Stored items from a collection
┌──

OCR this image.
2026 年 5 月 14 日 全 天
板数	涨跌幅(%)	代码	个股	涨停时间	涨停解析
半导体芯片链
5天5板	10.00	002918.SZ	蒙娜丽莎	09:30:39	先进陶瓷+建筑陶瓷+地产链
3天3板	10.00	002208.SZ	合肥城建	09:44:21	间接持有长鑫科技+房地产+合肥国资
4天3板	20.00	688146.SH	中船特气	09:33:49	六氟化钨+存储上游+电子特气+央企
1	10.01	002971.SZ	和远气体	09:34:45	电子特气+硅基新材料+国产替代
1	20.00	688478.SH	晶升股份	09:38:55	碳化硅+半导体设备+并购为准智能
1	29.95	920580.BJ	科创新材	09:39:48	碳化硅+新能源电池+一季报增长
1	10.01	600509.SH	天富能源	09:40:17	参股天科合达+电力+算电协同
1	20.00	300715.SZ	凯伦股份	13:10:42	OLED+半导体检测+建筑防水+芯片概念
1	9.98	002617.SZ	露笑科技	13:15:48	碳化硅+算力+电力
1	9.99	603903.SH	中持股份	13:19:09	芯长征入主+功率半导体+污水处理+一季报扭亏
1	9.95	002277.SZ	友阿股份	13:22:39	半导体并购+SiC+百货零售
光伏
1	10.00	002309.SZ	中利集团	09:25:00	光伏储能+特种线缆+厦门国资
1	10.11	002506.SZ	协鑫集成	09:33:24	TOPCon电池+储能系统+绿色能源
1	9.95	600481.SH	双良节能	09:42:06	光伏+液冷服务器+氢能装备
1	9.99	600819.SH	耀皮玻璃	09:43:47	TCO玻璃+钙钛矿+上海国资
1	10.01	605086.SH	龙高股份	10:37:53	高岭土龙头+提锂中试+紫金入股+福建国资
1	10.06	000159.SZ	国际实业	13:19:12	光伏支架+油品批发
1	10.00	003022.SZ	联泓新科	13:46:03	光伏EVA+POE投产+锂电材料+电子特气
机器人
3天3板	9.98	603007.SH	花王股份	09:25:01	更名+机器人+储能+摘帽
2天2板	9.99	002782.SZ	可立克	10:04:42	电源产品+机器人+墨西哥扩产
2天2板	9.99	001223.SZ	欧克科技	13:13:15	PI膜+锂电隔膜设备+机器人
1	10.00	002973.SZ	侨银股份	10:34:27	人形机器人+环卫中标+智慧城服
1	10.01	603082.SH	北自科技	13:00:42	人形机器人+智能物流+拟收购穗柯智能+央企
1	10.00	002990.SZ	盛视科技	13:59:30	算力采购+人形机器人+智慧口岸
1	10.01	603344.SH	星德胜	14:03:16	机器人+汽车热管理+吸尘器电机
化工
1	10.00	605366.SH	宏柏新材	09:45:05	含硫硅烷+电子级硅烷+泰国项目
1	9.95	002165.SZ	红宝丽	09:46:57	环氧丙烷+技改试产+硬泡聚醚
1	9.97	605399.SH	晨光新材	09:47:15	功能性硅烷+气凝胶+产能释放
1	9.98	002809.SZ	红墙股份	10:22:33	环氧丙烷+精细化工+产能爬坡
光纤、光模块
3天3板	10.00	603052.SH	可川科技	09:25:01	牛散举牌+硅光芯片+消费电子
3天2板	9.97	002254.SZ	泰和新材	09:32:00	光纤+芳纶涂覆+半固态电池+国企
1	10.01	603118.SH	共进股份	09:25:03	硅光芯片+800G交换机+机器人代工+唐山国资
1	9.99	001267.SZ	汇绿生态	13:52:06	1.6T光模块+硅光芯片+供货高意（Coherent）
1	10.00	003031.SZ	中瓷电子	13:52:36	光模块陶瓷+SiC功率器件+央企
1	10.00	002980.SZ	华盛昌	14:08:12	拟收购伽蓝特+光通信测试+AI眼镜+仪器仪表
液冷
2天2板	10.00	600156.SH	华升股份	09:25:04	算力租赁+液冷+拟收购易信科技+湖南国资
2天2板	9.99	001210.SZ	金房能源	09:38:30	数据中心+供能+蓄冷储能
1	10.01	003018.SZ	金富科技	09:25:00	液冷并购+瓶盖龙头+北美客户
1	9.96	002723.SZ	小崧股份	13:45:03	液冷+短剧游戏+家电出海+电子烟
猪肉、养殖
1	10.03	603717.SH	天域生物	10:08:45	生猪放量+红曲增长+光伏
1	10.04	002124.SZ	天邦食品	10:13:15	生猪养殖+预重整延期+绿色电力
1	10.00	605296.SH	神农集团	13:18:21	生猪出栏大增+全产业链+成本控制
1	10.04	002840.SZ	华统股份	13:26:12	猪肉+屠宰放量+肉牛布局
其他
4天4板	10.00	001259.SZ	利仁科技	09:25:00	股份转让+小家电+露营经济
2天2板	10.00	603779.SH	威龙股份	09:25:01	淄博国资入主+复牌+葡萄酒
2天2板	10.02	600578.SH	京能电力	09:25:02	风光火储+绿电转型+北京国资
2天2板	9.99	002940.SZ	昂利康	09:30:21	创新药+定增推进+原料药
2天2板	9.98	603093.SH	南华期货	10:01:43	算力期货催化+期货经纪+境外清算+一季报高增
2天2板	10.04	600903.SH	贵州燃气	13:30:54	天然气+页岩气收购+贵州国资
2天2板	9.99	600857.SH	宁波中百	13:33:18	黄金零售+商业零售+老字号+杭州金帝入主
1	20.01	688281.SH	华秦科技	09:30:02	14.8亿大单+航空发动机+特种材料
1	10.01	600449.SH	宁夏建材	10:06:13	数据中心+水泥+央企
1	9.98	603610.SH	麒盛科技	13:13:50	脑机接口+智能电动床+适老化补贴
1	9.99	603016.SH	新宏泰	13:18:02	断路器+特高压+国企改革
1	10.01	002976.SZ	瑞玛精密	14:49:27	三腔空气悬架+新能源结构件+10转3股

└──

* The request: Locate the word "数据中心" in the data above. Copy every line carrying it.

* Solved problem:
2天2板	9.99	001210.SZ	金房能源	09:38:30	数据中心+供能+蓄冷储能
1	10.01	600449.SH	宁夏建材	10:06:13	数据中心+水泥+央企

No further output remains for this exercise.